TASK OBJECTIVE
Copy all lines that contain the word "JSON".

DATASET EXCERPTS
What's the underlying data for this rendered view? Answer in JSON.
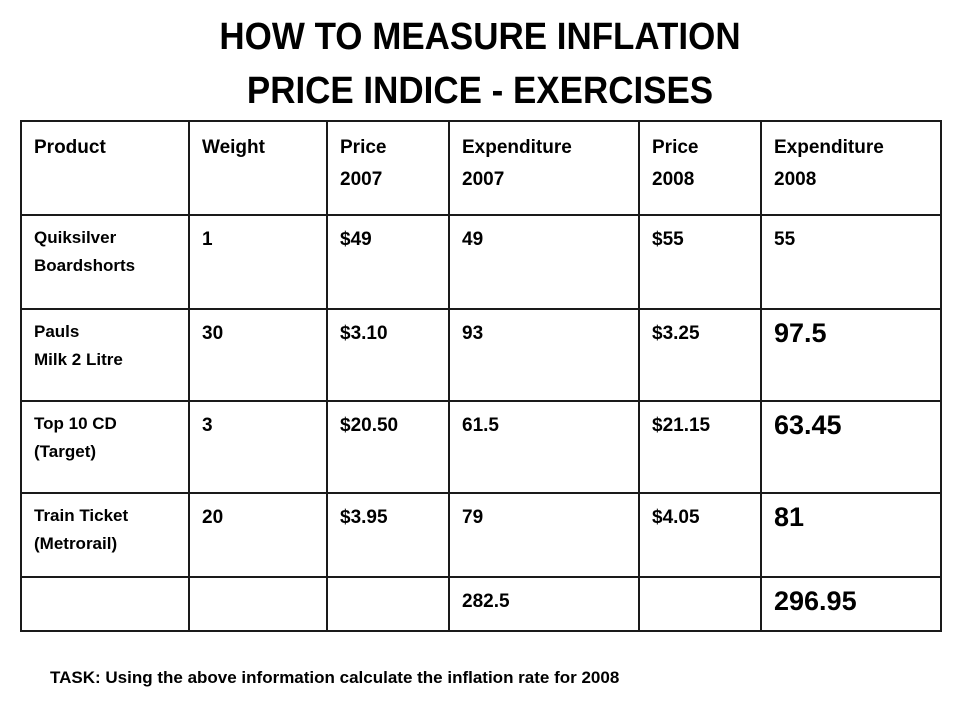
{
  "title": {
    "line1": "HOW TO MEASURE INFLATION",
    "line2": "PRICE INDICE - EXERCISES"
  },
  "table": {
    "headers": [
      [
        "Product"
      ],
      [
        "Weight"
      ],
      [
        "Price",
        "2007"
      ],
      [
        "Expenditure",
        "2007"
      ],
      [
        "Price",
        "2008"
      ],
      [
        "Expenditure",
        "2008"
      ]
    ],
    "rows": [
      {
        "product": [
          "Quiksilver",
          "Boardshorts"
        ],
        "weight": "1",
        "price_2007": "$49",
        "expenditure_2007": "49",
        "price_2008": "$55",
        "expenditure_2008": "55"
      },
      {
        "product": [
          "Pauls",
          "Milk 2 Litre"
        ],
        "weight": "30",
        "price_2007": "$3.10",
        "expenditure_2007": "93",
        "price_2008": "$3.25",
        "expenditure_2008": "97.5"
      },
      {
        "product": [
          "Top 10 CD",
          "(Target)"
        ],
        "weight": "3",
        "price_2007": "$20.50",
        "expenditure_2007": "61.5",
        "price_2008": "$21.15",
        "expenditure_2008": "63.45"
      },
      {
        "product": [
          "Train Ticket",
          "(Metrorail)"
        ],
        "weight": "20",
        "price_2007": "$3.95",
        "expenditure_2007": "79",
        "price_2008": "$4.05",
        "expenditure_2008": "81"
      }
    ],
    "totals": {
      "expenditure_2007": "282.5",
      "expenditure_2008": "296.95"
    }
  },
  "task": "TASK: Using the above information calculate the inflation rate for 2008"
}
==
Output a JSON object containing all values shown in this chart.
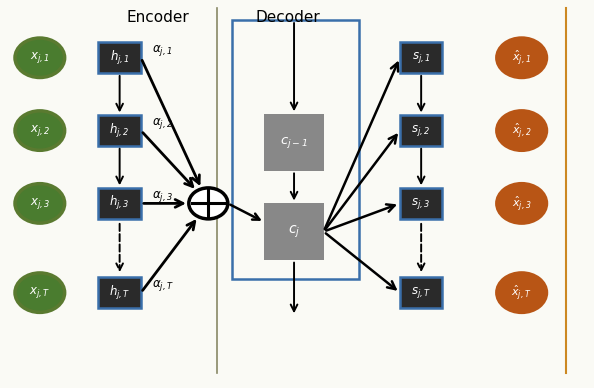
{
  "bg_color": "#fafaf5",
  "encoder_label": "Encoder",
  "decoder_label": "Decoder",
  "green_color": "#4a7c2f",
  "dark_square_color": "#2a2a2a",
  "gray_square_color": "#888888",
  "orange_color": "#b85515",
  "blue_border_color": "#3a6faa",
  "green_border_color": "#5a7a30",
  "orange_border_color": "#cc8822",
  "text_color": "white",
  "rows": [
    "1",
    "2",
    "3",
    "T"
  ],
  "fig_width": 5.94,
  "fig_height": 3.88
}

FINAL RESULT
What's the underlying data for this rendered view? Answer in JSON.
Output a JSON object containing all values shown in this chart.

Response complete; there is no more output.